--- Task instructions ---
What follows are records. Restate all of them word for word.

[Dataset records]
________________________________________
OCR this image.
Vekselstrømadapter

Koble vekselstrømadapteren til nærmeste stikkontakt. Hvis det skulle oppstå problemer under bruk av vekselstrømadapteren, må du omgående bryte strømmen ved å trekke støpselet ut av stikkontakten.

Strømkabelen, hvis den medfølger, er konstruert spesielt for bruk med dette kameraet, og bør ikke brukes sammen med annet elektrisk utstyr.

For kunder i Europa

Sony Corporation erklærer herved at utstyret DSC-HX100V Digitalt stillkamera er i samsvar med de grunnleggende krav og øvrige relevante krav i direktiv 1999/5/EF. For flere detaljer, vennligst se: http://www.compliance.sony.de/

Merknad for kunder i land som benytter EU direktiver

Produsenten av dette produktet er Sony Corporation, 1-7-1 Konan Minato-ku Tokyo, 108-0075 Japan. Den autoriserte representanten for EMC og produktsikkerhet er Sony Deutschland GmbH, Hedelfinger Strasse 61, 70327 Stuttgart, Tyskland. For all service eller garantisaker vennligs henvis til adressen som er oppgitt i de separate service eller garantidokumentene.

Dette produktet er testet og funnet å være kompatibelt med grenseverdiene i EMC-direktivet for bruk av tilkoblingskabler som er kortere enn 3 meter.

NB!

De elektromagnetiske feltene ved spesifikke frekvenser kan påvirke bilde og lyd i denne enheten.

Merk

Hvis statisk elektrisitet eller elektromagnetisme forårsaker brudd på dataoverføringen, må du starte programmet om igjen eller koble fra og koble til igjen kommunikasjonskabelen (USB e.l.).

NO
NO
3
________________________________________
--- Written answer ---
OCR this image.
Vekselstrømadapter

Koble vekselstrømadapteren til nærmeste stikkontakt. Hvis det skulle oppstå problemer under bruk av vekselstrømadapteren, må du omgående bryte strømmen ved å trekke støpselet ut av stikkontakten.

Strømkabelen, hvis den medfølger, er konstruert spesielt for bruk med dette kameraet, og bør ikke brukes sammen med annet elektrisk utstyr.

For kunder i Europa

Sony Corporation erklærer herved at utstyret DSC-HX100V Digitalt stillkamera er i samsvar med de grunnleggende krav og øvrige relevante krav i direktiv 1999/5/EF. For flere detaljer, vennligst se: http://www.compliance.sony.de/

Merknad for kunder i land som benytter EU direktiver

Produsenten av dette produktet er Sony Corporation, 1-7-1 Konan Minato-ku Tokyo, 108-0075 Japan. Den autoriserte representanten for EMC og produktsikkerhet er Sony Deutschland GmbH, Hedelfinger Strasse 61, 70327 Stuttgart, Tyskland. For all service eller garantisaker vennligs henvis til adressen som er oppgitt i de separate service eller garantidokumentene.

Dette produktet er testet og funnet å være kompatibelt med grenseverdiene i EMC-direktivet for bruk av tilkoblingskabler som er kortere enn 3 meter.

NB!

De elektromagnetiske feltene ved spesifikke frekvenser kan påvirke bilde og lyd i denne enheten.

Merk

Hvis statisk elektrisitet eller elektromagnetisme forårsaker brudd på dataoverføringen, må du starte programmet om igjen eller koble fra og koble til igjen kommunikasjonskabelen (USB e.l.).

NO
NO
3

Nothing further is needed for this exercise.